26 March 2018 – New York, US

by Victor Rud – Board member of the Ukrainian American Bar Association and Chairman of its Committee on Foreign Affairs

 

Why are we so unceasingly apoplectic? Putin follows in the footsteps of the “efficient manager”, and poisons Sergei Skrypal and his daughter, having probably also earlier dispatched his wife and son. .  .   and others, on both sides of the pond.  Nothing novel here. Stalin wasn’t coy: “We shall annihilate every one of these enemies . . . We shall annihilate him and his relatives, his family.  Anyone who in deed or in thought, yes, in thought, attacks the unity of the socialist state will be mercilessly crushed by us.  We shall exterminate all enemies to the very last man, and also their families and relatives!” It’s a vertiginous multiplier.  Kill all the family members and friends and acquaintances. And along the way, don’t forget a dozen or so others. Just in case.

And then there’s this.

“It is particularly important to introduce geopolitical disorder into America’s internal activity, and to promote all kinds of separatist and ethnic, social and racial conflicts, actively supporting all opposition movements – extremist, racist, and sectarian groups, thereby disrupting internal political processes in the U.S. It would also make sense simultaneously to support isolationist tendencies in American politics….”

Russia should also work toward isolating Britain from Europe, introduce discord both within the EU and between the EU and US, and destabilize Turkey. Ukraine is to be extinguished, and Iran is to be a key player in a Russian-Islamic alliance against America. So wrote Russia’s ideologue, Aleksandr Dugin, in his Foundations of Geopolitics, co-authored with General Nikolai Klokotov of the General Staff Academy. That was 1997.
* * *
— Task A —
Pick out every line in the rows below that contains the string "domain".
* * *
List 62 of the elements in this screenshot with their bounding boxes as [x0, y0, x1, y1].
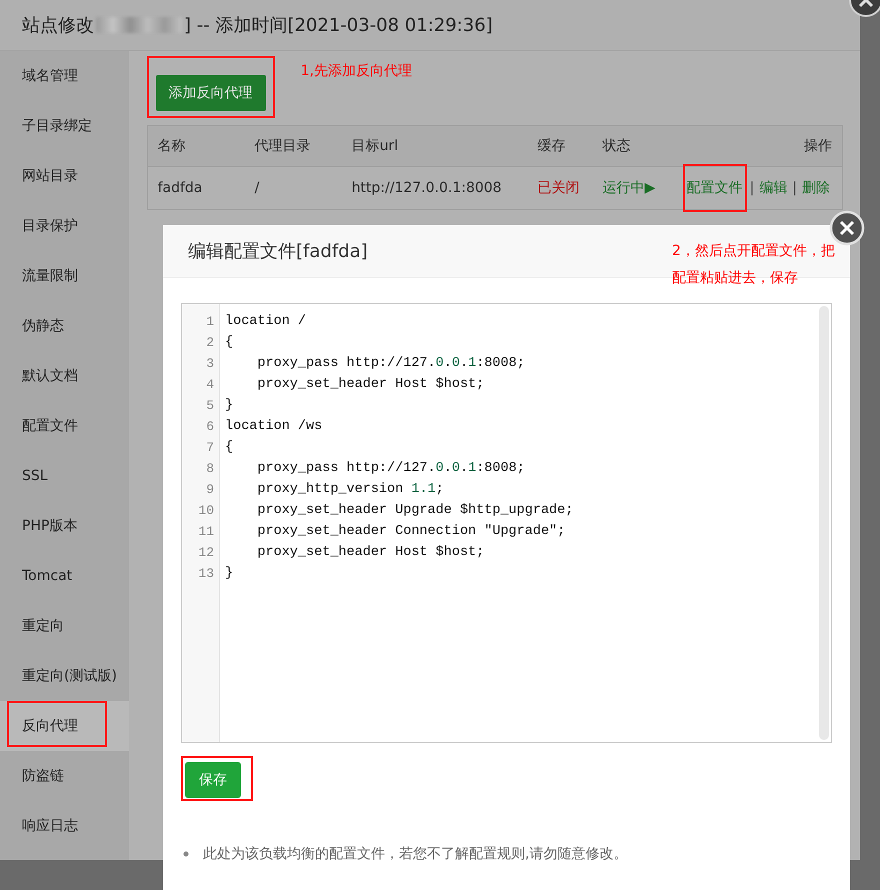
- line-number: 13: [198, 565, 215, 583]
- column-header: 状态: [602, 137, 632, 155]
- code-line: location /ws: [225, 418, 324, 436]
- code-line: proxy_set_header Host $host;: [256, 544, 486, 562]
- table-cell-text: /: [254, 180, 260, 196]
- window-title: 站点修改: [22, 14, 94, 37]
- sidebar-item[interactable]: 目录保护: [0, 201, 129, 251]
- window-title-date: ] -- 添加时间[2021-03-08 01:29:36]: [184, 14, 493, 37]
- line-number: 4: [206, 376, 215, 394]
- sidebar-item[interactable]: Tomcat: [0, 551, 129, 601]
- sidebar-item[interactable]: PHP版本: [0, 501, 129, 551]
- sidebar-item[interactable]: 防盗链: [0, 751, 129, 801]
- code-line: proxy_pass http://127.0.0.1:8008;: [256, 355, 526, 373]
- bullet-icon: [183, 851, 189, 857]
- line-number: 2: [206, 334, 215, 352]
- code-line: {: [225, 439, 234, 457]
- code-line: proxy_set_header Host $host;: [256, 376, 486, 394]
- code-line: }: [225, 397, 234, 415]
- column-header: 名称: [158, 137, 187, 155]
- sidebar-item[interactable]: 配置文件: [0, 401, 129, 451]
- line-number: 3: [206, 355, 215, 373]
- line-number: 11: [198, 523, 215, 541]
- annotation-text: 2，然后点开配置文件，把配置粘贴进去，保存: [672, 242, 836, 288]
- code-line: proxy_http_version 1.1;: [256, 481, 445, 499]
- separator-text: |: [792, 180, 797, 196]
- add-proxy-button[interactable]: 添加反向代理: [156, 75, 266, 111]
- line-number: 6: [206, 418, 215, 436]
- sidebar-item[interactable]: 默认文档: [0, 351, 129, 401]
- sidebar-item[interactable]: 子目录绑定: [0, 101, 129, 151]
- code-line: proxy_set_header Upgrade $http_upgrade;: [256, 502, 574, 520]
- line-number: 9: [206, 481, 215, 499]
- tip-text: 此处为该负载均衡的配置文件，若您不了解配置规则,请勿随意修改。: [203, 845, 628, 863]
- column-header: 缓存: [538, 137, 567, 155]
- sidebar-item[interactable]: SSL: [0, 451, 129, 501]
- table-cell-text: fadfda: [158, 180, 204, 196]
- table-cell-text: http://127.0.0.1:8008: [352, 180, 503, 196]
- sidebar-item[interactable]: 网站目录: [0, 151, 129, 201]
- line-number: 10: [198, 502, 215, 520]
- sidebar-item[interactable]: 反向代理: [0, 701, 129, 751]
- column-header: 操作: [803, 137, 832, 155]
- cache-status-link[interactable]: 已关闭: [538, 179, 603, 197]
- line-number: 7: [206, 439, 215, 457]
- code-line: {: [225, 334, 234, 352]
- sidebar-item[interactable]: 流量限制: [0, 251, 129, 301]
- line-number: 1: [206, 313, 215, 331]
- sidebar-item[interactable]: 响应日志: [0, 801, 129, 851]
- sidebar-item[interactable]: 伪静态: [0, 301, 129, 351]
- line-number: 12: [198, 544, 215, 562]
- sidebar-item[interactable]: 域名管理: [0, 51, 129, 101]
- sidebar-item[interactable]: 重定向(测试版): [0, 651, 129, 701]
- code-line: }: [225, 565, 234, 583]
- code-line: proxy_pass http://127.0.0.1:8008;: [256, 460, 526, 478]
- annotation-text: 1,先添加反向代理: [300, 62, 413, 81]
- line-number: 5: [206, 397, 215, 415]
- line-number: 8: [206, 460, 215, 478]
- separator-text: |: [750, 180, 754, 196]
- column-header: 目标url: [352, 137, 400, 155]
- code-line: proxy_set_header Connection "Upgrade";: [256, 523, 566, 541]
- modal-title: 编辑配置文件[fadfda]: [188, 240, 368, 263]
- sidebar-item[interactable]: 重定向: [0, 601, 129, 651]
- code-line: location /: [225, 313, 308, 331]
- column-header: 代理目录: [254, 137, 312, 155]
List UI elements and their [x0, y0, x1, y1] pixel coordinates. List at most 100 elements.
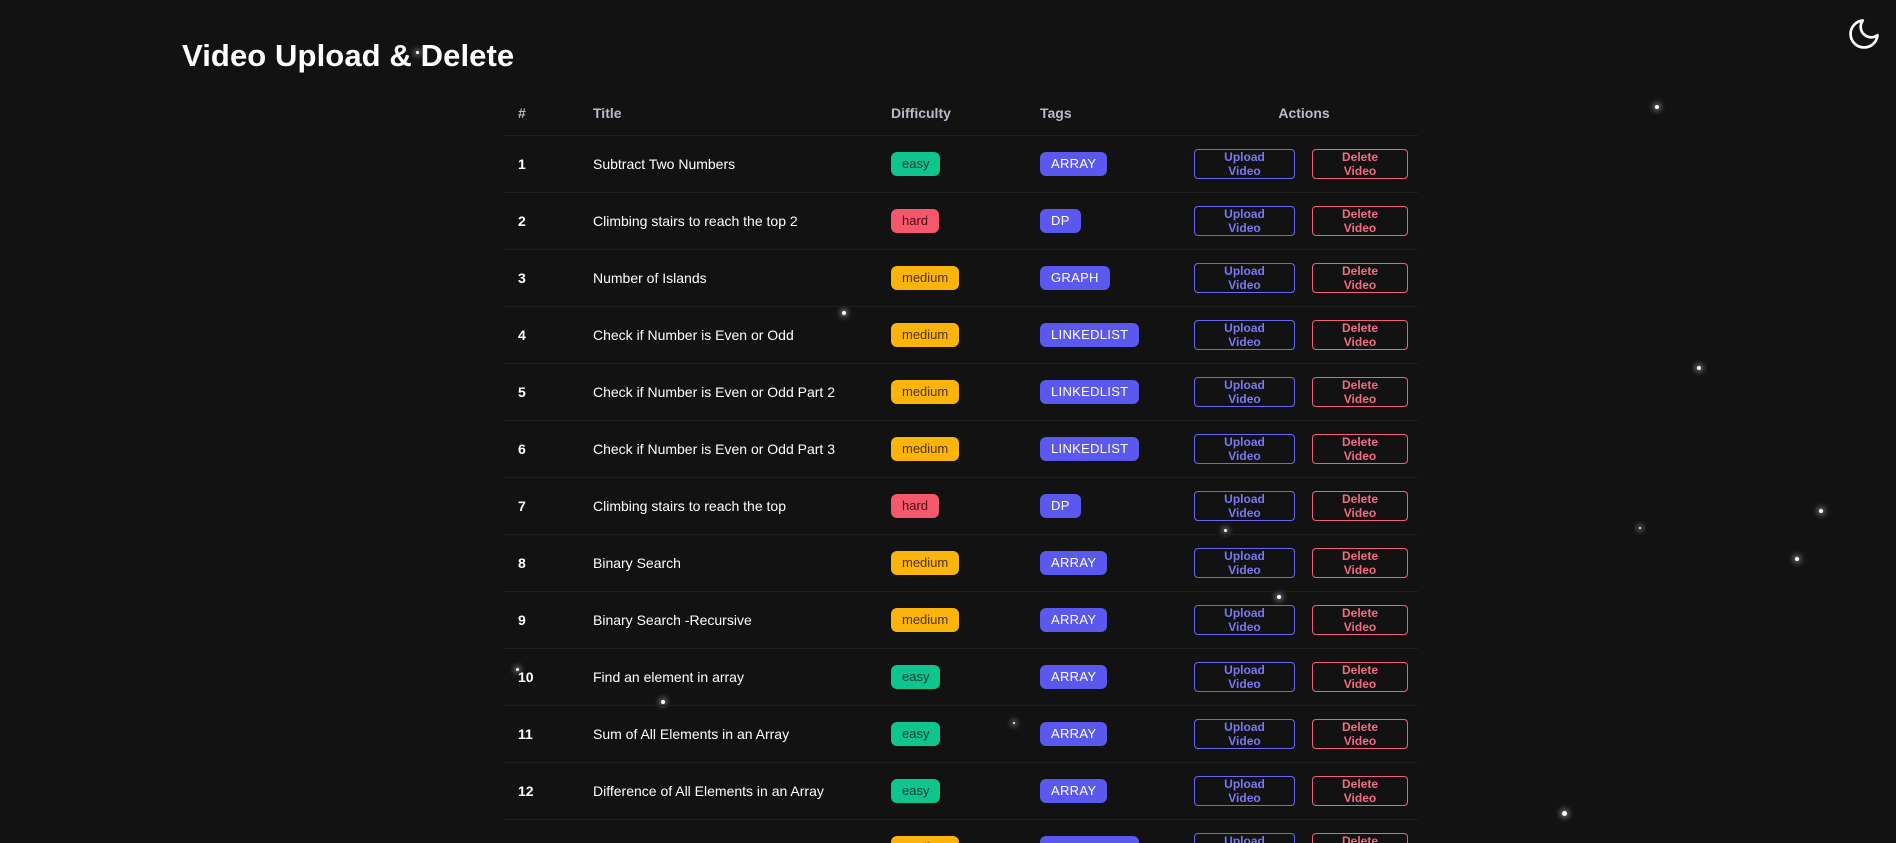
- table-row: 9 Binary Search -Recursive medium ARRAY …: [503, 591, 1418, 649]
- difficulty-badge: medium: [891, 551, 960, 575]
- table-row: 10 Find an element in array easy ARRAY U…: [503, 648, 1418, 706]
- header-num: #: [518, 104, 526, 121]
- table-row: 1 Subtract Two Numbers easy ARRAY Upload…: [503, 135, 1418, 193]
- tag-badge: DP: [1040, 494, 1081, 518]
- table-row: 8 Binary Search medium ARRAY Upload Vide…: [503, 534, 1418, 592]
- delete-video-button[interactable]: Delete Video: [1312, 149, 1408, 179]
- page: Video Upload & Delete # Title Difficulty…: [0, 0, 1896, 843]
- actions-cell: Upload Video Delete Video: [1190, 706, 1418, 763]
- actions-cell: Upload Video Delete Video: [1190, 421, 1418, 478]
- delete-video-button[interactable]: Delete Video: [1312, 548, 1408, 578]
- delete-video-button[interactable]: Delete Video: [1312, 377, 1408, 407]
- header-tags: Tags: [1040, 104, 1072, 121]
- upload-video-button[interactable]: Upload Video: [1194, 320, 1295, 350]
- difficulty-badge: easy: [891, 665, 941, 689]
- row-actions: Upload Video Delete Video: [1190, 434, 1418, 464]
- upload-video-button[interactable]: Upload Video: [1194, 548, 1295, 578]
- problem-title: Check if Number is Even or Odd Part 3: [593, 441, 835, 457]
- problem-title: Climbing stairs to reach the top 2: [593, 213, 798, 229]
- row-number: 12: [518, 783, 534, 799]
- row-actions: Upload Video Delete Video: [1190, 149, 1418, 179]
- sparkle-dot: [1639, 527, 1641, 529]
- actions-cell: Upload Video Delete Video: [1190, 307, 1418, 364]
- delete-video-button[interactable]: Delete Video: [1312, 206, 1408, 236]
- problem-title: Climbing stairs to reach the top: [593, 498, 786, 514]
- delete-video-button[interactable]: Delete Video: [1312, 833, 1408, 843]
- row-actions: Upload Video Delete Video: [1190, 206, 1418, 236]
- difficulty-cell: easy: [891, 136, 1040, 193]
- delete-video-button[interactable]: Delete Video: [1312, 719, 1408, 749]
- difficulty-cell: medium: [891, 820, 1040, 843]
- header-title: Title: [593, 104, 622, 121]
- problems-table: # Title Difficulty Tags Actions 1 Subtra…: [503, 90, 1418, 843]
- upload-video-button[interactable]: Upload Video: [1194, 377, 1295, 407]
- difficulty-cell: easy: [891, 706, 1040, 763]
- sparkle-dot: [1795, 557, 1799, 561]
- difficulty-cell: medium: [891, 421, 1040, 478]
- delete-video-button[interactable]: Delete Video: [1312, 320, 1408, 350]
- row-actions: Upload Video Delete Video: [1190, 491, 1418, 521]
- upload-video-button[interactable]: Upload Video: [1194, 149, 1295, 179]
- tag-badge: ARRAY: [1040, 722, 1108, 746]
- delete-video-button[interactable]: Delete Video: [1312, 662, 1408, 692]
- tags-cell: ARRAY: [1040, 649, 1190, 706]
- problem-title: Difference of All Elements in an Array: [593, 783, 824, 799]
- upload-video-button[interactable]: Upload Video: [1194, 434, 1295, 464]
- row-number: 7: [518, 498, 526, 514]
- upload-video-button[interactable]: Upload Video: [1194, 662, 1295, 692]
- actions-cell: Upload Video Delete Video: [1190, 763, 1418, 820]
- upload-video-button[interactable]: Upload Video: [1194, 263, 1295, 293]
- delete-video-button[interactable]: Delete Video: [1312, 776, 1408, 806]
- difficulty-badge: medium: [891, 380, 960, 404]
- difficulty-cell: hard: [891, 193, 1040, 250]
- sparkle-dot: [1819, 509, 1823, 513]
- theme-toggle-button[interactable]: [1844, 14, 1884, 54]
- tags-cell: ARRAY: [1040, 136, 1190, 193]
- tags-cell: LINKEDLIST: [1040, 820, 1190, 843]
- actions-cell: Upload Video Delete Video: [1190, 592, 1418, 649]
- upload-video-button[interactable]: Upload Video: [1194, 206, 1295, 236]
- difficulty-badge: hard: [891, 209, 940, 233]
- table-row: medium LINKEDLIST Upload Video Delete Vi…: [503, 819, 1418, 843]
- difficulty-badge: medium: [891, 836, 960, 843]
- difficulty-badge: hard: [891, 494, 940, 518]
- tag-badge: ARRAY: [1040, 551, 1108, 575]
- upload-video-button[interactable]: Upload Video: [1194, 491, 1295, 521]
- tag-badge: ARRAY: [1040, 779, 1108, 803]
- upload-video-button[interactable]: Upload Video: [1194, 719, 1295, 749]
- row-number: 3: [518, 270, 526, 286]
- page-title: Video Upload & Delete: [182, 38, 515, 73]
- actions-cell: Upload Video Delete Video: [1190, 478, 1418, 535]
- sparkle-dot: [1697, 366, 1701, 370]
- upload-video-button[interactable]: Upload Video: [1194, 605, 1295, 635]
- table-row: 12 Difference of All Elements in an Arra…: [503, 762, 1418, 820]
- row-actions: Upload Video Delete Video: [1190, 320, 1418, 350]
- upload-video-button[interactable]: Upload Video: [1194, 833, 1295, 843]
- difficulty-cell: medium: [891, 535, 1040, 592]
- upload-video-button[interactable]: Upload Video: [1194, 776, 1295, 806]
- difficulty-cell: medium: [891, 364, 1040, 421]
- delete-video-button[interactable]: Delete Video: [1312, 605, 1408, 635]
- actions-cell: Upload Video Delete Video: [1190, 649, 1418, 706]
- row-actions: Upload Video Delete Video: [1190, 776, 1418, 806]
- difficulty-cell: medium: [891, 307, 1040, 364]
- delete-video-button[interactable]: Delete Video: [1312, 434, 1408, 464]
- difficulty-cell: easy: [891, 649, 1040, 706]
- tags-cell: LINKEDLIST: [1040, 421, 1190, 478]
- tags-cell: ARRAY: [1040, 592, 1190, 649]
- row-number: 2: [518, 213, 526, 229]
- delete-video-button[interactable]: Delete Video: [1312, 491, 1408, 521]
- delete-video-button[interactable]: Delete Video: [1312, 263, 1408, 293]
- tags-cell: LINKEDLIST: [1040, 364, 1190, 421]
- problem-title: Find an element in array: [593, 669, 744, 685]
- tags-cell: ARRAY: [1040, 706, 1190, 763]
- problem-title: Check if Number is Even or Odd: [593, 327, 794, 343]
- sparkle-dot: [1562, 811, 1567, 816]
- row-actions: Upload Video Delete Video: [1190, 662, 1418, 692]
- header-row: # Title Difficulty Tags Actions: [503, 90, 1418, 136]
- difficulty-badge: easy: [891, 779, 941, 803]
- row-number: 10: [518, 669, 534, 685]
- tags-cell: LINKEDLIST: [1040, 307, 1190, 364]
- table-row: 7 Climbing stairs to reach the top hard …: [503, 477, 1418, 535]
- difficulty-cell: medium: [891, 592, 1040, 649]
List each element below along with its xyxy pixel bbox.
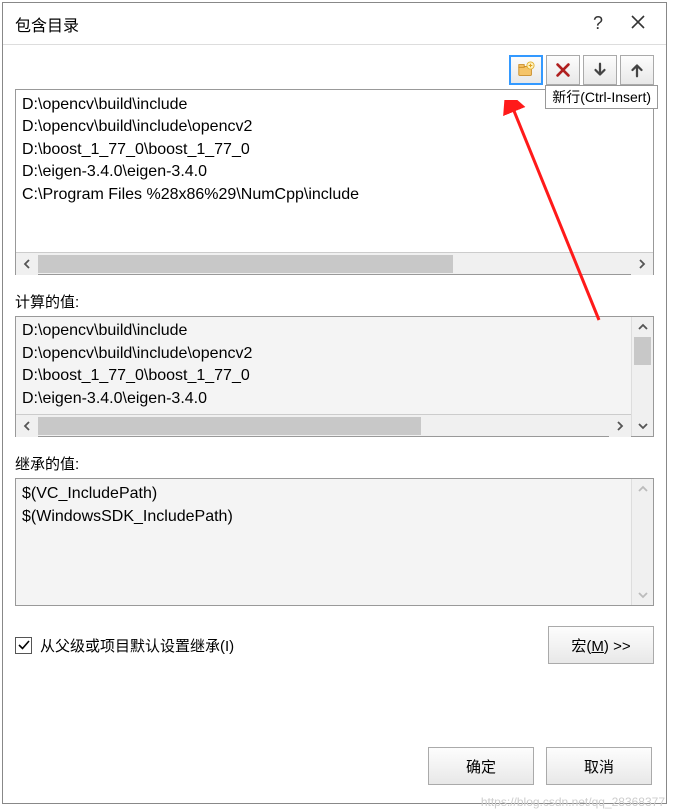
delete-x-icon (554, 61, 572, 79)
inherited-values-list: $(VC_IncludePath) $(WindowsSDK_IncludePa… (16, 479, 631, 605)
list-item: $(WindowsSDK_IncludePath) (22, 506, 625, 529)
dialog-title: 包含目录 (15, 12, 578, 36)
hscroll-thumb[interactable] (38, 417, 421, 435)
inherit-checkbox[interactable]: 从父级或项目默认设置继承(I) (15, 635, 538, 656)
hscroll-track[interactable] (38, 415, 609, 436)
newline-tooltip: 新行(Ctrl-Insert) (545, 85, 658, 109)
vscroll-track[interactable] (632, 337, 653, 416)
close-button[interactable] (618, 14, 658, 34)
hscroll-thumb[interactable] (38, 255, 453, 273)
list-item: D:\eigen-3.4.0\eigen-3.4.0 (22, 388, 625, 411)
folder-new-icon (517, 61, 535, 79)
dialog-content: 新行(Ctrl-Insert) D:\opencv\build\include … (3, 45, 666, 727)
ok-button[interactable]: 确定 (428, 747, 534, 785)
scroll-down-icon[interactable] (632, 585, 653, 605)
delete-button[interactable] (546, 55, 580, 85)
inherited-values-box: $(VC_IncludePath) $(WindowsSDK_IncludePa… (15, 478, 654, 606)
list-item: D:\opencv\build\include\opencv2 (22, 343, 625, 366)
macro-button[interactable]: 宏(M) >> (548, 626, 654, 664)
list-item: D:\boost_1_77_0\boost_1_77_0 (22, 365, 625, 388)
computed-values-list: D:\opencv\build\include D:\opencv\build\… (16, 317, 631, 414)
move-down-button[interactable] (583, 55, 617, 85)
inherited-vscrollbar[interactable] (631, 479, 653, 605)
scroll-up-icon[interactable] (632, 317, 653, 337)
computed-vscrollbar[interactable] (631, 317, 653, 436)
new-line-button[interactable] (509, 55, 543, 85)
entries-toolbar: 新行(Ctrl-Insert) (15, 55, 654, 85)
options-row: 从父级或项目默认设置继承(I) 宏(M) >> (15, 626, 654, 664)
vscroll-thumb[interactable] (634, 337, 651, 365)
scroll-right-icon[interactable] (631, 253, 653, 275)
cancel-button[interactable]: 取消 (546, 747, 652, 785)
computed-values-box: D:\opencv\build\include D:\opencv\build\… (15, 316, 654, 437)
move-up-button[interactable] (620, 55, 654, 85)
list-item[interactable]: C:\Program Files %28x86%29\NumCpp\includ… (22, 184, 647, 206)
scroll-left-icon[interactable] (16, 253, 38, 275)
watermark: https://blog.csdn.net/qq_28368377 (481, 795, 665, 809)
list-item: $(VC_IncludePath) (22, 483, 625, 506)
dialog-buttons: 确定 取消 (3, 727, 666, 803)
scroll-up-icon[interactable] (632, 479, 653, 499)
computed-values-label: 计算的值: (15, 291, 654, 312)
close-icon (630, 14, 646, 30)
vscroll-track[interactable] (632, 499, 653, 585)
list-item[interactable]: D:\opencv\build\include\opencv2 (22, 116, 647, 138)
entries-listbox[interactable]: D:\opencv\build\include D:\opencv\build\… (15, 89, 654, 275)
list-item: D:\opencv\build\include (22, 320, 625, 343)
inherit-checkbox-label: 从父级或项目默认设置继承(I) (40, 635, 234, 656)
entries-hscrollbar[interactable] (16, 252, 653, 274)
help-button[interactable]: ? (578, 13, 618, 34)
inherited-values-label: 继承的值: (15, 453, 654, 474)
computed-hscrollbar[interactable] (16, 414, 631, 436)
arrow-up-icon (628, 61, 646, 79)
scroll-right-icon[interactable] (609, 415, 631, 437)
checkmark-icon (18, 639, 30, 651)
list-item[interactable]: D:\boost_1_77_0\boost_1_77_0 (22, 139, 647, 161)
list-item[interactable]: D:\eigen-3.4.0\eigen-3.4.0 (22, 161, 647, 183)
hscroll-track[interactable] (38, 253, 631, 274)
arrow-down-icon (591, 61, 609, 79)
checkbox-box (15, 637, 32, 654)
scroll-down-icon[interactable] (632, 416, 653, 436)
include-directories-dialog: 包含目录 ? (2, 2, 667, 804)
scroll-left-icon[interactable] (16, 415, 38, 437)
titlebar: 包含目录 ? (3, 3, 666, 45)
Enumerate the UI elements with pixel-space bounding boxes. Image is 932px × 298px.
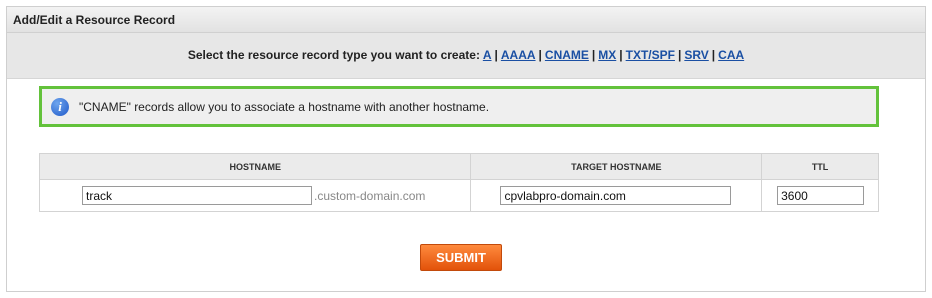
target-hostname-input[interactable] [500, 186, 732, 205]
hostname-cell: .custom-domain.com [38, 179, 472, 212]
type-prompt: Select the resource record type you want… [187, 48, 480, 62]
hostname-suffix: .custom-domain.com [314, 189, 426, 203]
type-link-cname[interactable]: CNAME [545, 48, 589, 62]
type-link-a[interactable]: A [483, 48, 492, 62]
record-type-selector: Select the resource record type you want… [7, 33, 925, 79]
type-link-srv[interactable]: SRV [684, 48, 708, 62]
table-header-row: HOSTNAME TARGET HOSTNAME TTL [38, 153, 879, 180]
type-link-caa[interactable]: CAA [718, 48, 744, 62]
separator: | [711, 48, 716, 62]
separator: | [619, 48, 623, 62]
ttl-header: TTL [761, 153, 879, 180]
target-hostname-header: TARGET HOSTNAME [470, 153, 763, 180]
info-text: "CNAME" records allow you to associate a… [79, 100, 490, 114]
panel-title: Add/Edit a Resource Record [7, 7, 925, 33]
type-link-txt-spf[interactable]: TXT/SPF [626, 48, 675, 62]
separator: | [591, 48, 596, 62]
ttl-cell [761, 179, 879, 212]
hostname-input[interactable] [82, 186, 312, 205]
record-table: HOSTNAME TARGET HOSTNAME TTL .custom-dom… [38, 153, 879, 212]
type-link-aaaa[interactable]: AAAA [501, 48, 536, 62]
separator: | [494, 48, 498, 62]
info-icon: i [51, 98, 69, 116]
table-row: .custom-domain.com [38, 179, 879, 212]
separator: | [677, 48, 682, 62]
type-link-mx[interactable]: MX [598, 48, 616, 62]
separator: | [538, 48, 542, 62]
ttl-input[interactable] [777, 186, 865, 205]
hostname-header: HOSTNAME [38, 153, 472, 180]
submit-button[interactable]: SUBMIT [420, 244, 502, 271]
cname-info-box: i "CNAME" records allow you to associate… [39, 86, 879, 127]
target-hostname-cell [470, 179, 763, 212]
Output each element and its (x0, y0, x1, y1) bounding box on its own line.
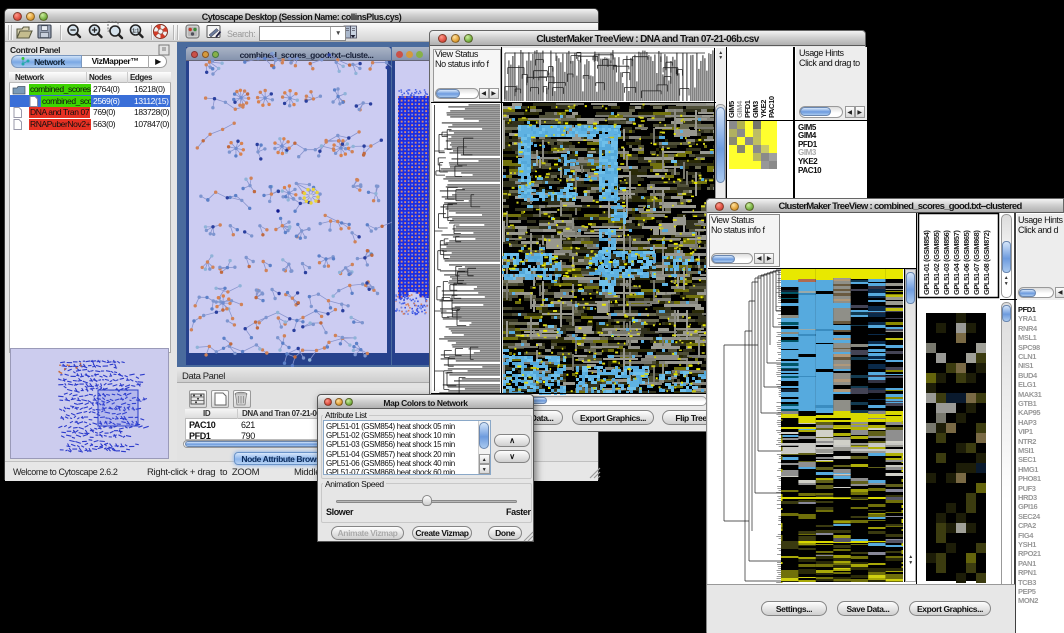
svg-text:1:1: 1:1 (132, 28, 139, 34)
* * *
— Task B —
Rewrite the passage of the article above that opens with the words containing "Why are we so" and closes with "then there’s this.", substituting "Lenin" for "Stalin".

— Exercise result A —
hostname-cell: .custom-domain.com [38, 179, 472, 212]
hostname-suffix: .custom-domain.com [314, 189, 426, 203]
table-row: .custom-domain.com [38, 179, 879, 212]

— Exercise result B —
Why are we so unceasingly apoplectic? Putin follows in the footsteps of the “efficient manager”, and poisons Sergei Skrypal and his daughter, having probably also earlier dispatched his wife and son. .  .   and others, on both sides of the pond.  Nothing novel here. Lenin wasn’t coy: “We shall annihilate every one of these enemies . . . We shall annihilate him and his relatives, his family.  Anyone who in deed or in thought, yes, in thought, attacks the unity of the socialist state will be mercilessly crushed by us.  We shall exterminate all enemies to the very last man, and also their families and relatives!” It’s a vertiginous multiplier.  Kill all the family members and friends and acquaintances. And along the way, don’t forget a dozen or so others. Just in case.

And then there’s this.